What to do:
Within the records below, find each line that holds the string "this", then copy it.
= = = =
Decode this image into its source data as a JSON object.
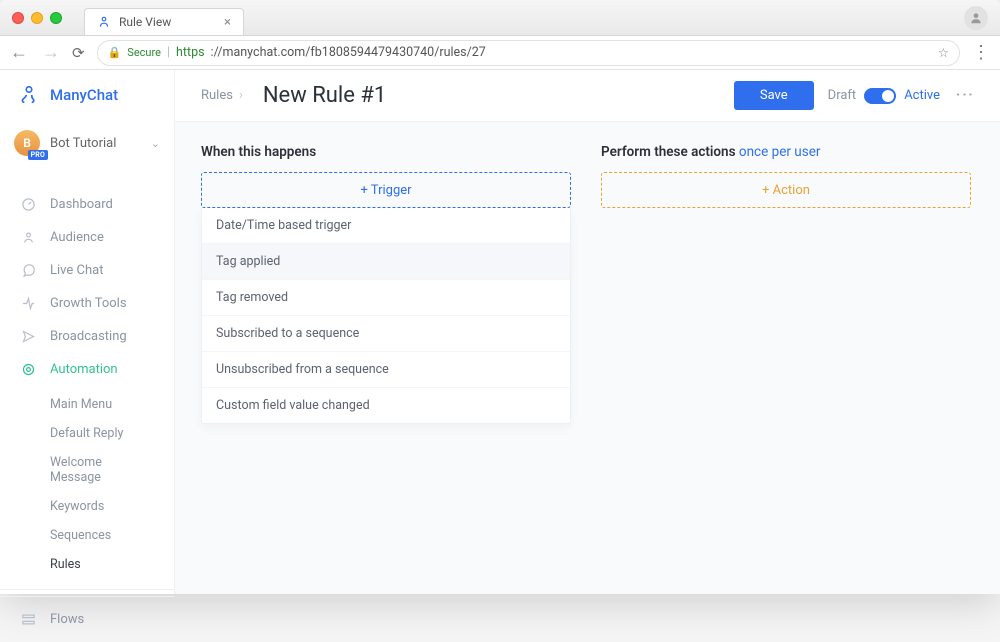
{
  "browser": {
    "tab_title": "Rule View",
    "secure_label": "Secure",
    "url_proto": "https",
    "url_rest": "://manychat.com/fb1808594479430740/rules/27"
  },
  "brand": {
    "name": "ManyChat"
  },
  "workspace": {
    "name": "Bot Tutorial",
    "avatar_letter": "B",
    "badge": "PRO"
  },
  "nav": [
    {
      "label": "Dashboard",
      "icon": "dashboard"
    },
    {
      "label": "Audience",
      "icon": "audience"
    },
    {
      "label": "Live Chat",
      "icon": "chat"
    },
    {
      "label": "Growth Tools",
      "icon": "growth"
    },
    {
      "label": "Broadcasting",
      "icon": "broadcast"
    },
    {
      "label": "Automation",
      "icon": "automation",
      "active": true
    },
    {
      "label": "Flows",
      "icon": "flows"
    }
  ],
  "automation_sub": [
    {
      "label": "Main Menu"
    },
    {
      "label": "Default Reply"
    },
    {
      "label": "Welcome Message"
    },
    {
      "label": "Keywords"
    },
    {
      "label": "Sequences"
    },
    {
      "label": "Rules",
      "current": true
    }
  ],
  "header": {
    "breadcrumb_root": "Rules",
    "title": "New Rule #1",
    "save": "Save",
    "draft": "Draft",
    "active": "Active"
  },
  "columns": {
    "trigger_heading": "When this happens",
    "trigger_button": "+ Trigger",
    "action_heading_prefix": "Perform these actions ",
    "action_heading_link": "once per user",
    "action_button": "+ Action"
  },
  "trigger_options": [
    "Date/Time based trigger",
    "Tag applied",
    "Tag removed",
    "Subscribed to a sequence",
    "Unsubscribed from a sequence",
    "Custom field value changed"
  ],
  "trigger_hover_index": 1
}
= = = =
Task result:
Decode this image into its source data as a JSON object.
    "trigger_heading": "When this happens",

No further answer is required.